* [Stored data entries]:

■ ■ ■ ■ ■ ■ ■

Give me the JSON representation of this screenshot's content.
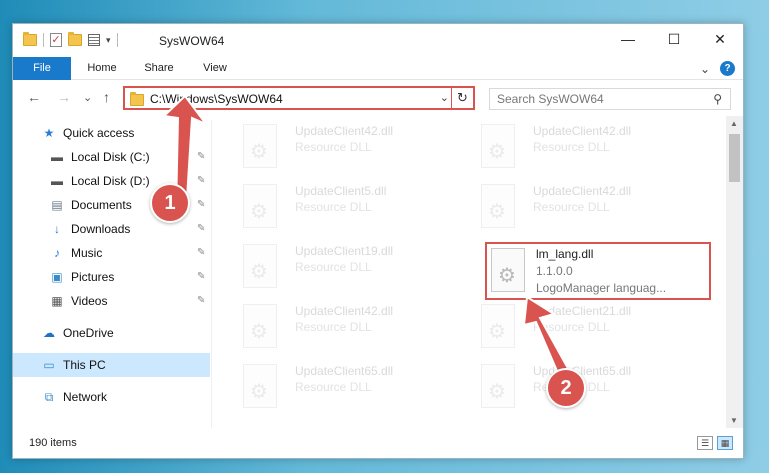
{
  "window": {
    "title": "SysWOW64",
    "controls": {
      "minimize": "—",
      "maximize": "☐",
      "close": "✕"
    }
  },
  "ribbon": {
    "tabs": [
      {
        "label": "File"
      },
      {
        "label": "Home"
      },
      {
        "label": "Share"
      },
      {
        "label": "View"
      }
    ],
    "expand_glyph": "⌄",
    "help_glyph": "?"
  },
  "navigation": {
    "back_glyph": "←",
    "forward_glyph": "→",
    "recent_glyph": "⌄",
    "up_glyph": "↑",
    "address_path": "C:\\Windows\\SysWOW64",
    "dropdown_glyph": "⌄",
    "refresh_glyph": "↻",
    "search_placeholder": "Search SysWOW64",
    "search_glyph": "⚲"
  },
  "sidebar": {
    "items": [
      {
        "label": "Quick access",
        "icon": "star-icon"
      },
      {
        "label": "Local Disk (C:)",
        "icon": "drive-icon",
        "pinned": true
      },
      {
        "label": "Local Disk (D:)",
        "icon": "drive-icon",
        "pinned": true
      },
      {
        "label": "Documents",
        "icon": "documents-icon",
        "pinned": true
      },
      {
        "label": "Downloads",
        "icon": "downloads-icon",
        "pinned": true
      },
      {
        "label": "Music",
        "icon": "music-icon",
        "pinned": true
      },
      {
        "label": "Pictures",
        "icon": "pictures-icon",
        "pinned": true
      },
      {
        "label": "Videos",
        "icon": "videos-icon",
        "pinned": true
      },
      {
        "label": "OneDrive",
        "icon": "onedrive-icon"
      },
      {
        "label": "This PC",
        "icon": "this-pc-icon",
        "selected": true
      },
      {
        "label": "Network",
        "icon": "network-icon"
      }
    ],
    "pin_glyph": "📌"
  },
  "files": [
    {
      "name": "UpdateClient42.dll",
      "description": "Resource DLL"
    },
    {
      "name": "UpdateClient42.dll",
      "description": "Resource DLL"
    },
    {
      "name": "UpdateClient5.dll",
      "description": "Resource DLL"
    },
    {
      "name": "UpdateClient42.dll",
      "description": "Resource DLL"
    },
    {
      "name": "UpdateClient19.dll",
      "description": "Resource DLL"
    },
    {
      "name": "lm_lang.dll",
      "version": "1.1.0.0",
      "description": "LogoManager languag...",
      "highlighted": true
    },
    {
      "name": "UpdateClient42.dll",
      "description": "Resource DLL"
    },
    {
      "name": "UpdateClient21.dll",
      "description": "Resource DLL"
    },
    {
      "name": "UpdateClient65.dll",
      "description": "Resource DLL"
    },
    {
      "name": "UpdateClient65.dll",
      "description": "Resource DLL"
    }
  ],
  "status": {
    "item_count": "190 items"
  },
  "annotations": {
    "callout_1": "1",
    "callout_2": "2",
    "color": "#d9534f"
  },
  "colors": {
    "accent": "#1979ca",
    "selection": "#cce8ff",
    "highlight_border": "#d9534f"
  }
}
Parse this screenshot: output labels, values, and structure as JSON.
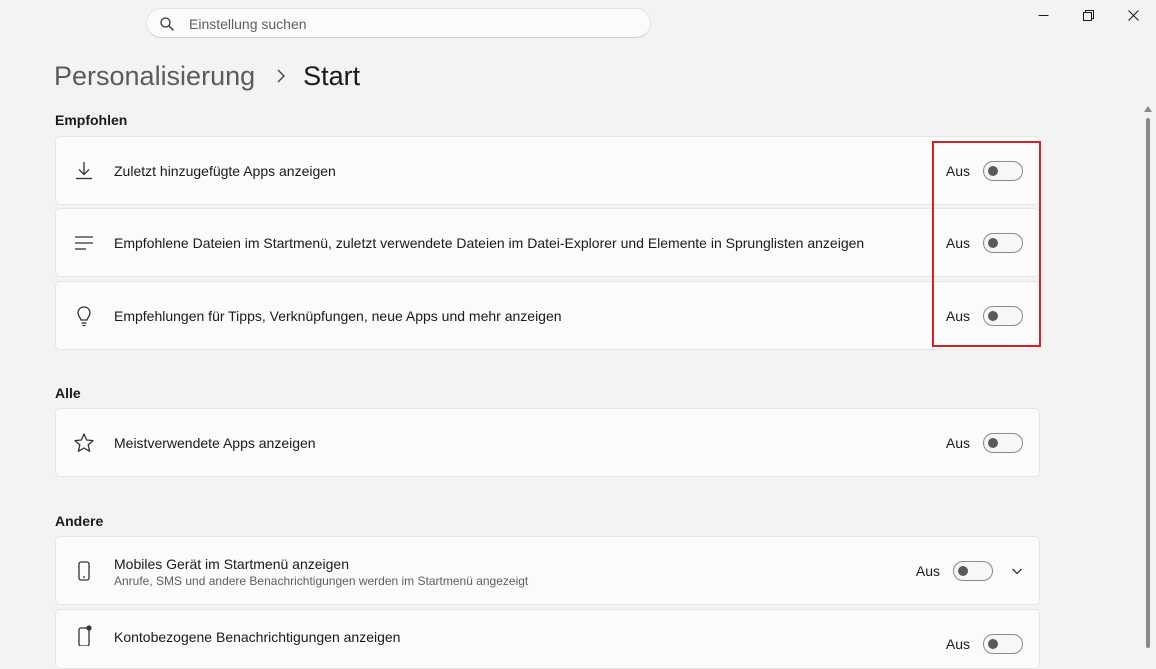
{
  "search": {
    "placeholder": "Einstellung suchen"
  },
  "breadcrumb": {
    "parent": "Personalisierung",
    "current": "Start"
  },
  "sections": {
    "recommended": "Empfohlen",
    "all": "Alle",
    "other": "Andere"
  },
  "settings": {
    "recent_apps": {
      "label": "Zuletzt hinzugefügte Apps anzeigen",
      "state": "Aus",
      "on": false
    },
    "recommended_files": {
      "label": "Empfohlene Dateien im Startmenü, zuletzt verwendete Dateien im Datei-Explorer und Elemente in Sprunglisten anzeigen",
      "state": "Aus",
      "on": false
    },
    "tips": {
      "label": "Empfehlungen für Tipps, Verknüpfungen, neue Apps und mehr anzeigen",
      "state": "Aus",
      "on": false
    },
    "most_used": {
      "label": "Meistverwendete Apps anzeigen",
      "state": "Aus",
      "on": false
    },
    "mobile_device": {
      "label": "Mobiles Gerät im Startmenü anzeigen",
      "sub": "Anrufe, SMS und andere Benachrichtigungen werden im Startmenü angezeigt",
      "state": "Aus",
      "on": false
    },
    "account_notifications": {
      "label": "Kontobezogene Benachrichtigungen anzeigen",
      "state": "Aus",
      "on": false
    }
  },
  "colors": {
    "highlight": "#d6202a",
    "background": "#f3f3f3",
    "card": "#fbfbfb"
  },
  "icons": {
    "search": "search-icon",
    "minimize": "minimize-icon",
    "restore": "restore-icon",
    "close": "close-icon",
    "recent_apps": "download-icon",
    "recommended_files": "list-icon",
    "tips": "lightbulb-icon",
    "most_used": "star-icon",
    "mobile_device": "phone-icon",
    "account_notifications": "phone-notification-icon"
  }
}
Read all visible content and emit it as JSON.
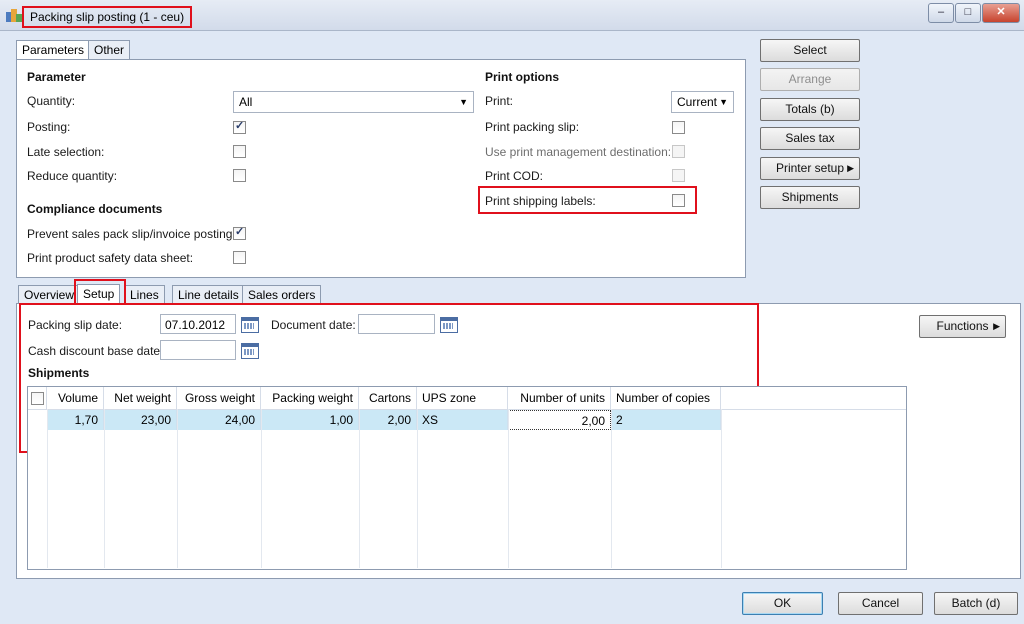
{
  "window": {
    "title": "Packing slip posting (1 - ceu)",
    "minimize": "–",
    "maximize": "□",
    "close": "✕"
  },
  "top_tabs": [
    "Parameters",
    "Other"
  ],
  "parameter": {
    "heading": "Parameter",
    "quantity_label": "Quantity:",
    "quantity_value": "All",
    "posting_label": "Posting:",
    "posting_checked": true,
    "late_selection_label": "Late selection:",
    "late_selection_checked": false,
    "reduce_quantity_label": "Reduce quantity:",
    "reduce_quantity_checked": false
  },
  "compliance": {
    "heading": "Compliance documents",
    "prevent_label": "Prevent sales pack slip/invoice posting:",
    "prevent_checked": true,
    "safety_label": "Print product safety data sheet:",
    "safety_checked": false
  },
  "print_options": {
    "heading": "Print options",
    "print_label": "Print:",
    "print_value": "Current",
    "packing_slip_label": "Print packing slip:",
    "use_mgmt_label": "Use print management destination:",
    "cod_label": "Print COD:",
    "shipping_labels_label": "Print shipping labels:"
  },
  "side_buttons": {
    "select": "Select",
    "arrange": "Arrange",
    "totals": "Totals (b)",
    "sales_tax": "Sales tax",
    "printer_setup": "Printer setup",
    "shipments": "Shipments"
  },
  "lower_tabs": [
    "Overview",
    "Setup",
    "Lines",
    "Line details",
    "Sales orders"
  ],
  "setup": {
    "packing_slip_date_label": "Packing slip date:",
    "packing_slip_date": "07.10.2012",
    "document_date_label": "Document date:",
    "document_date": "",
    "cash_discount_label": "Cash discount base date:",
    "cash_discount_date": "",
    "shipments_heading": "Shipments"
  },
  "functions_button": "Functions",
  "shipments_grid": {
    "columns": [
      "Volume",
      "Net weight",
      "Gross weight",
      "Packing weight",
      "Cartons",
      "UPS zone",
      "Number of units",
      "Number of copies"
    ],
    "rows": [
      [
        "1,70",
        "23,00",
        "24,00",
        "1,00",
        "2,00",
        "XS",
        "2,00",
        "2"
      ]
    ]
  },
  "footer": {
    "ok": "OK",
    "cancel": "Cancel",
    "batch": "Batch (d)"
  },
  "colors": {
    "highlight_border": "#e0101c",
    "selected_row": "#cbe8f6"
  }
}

■ ■ ■ ■ ■ ■ ■

* [Exercise aim]: Repeat each entry above word for word, leaving every picture out.

* [Completed exercise]:
Give me the JSON representation of this screenshot's content.
{
  "window": {
    "title": "SysWOW64",
    "controls": {
      "minimize": "—",
      "maximize": "☐",
      "close": "✕"
    }
  },
  "ribbon": {
    "tabs": [
      {
        "label": "File"
      },
      {
        "label": "Home"
      },
      {
        "label": "Share"
      },
      {
        "label": "View"
      }
    ],
    "expand_glyph": "⌄",
    "help_glyph": "?"
  },
  "navigation": {
    "back_glyph": "←",
    "forward_glyph": "→",
    "recent_glyph": "⌄",
    "up_glyph": "↑",
    "address_path": "C:\\Windows\\SysWOW64",
    "dropdown_glyph": "⌄",
    "refresh_glyph": "↻",
    "search_placeholder": "Search SysWOW64",
    "search_glyph": "⚲"
  },
  "sidebar": {
    "items": [
      {
        "label": "Quick access",
        "icon": "star-icon"
      },
      {
        "label": "Local Disk (C:)",
        "icon": "drive-icon",
        "pinned": true
      },
      {
        "label": "Local Disk (D:)",
        "icon": "drive-icon",
        "pinned": true
      },
      {
        "label": "Documents",
        "icon": "documents-icon",
        "pinned": true
      },
      {
        "label": "Downloads",
        "icon": "downloads-icon",
        "pinned": true
      },
      {
        "label": "Music",
        "icon": "music-icon",
        "pinned": true
      },
      {
        "label": "Pictures",
        "icon": "pictures-icon",
        "pinned": true
      },
      {
        "label": "Videos",
        "icon": "videos-icon",
        "pinned": true
      },
      {
        "label": "OneDrive",
        "icon": "onedrive-icon"
      },
      {
        "label": "This PC",
        "icon": "this-pc-icon",
        "selected": true
      },
      {
        "label": "Network",
        "icon": "network-icon"
      }
    ],
    "pin_glyph": "📌"
  },
  "files": [
    {
      "name": "UpdateClient42.dll",
      "description": "Resource DLL"
    },
    {
      "name": "UpdateClient42.dll",
      "description": "Resource DLL"
    },
    {
      "name": "UpdateClient5.dll",
      "description": "Resource DLL"
    },
    {
      "name": "UpdateClient42.dll",
      "description": "Resource DLL"
    },
    {
      "name": "UpdateClient19.dll",
      "description": "Resource DLL"
    },
    {
      "name": "lm_lang.dll",
      "version": "1.1.0.0",
      "description": "LogoManager languag...",
      "highlighted": true
    },
    {
      "name": "UpdateClient42.dll",
      "description": "Resource DLL"
    },
    {
      "name": "UpdateClient21.dll",
      "description": "Resource DLL"
    },
    {
      "name": "UpdateClient65.dll",
      "description": "Resource DLL"
    },
    {
      "name": "UpdateClient65.dll",
      "description": "Resource DLL"
    }
  ],
  "status": {
    "item_count": "190 items"
  },
  "annotations": {
    "callout_1": "1",
    "callout_2": "2",
    "color": "#d9534f"
  },
  "colors": {
    "accent": "#1979ca",
    "selection": "#cce8ff",
    "highlight_border": "#d9534f"
  }
}
Parse this screenshot: output labels, values, and structure as JSON.
{
  "search": {
    "placeholder": "Einstellung suchen"
  },
  "breadcrumb": {
    "parent": "Personalisierung",
    "current": "Start"
  },
  "sections": {
    "recommended": "Empfohlen",
    "all": "Alle",
    "other": "Andere"
  },
  "settings": {
    "recent_apps": {
      "label": "Zuletzt hinzugefügte Apps anzeigen",
      "state": "Aus",
      "on": false
    },
    "recommended_files": {
      "label": "Empfohlene Dateien im Startmenü, zuletzt verwendete Dateien im Datei-Explorer und Elemente in Sprunglisten anzeigen",
      "state": "Aus",
      "on": false
    },
    "tips": {
      "label": "Empfehlungen für Tipps, Verknüpfungen, neue Apps und mehr anzeigen",
      "state": "Aus",
      "on": false
    },
    "most_used": {
      "label": "Meistverwendete Apps anzeigen",
      "state": "Aus",
      "on": false
    },
    "mobile_device": {
      "label": "Mobiles Gerät im Startmenü anzeigen",
      "sub": "Anrufe, SMS und andere Benachrichtigungen werden im Startmenü angezeigt",
      "state": "Aus",
      "on": false
    },
    "account_notifications": {
      "label": "Kontobezogene Benachrichtigungen anzeigen",
      "state": "Aus",
      "on": false
    }
  },
  "colors": {
    "highlight": "#d6202a",
    "background": "#f3f3f3",
    "card": "#fbfbfb"
  },
  "icons": {
    "search": "search-icon",
    "minimize": "minimize-icon",
    "restore": "restore-icon",
    "close": "close-icon",
    "recent_apps": "download-icon",
    "recommended_files": "list-icon",
    "tips": "lightbulb-icon",
    "most_used": "star-icon",
    "mobile_device": "phone-icon",
    "account_notifications": "phone-notification-icon"
  }
}
Read all visible content and emit it as JSON.
{
  "window": {
    "title": "Packing slip posting (1 - ceu)",
    "minimize": "–",
    "maximize": "□",
    "close": "✕"
  },
  "top_tabs": [
    "Parameters",
    "Other"
  ],
  "parameter": {
    "heading": "Parameter",
    "quantity_label": "Quantity:",
    "quantity_value": "All",
    "posting_label": "Posting:",
    "posting_checked": true,
    "late_selection_label": "Late selection:",
    "late_selection_checked": false,
    "reduce_quantity_label": "Reduce quantity:",
    "reduce_quantity_checked": false
  },
  "compliance": {
    "heading": "Compliance documents",
    "prevent_label": "Prevent sales pack slip/invoice posting:",
    "prevent_checked": true,
    "safety_label": "Print product safety data sheet:",
    "safety_checked": false
  },
  "print_options": {
    "heading": "Print options",
    "print_label": "Print:",
    "print_value": "Current",
    "packing_slip_label": "Print packing slip:",
    "use_mgmt_label": "Use print management destination:",
    "cod_label": "Print COD:",
    "shipping_labels_label": "Print shipping labels:"
  },
  "side_buttons": {
    "select": "Select",
    "arrange": "Arrange",
    "totals": "Totals (b)",
    "sales_tax": "Sales tax",
    "printer_setup": "Printer setup",
    "shipments": "Shipments"
  },
  "lower_tabs": [
    "Overview",
    "Setup",
    "Lines",
    "Line details",
    "Sales orders"
  ],
  "setup": {
    "packing_slip_date_label": "Packing slip date:",
    "packing_slip_date": "07.10.2012",
    "document_date_label": "Document date:",
    "document_date": "",
    "cash_discount_label": "Cash discount base date:",
    "cash_discount_date": "",
    "shipments_heading": "Shipments"
  },
  "functions_button": "Functions",
  "shipments_grid": {
    "columns": [
      "Volume",
      "Net weight",
      "Gross weight",
      "Packing weight",
      "Cartons",
      "UPS zone",
      "Number of units",
      "Number of copies"
    ],
    "rows": [
      [
        "1,70",
        "23,00",
        "24,00",
        "1,00",
        "2,00",
        "XS",
        "2,00",
        "2"
      ]
    ]
  },
  "footer": {
    "ok": "OK",
    "cancel": "Cancel",
    "batch": "Batch (d)"
  },
  "colors": {
    "highlight_border": "#e0101c",
    "selected_row": "#cbe8f6"
  }
}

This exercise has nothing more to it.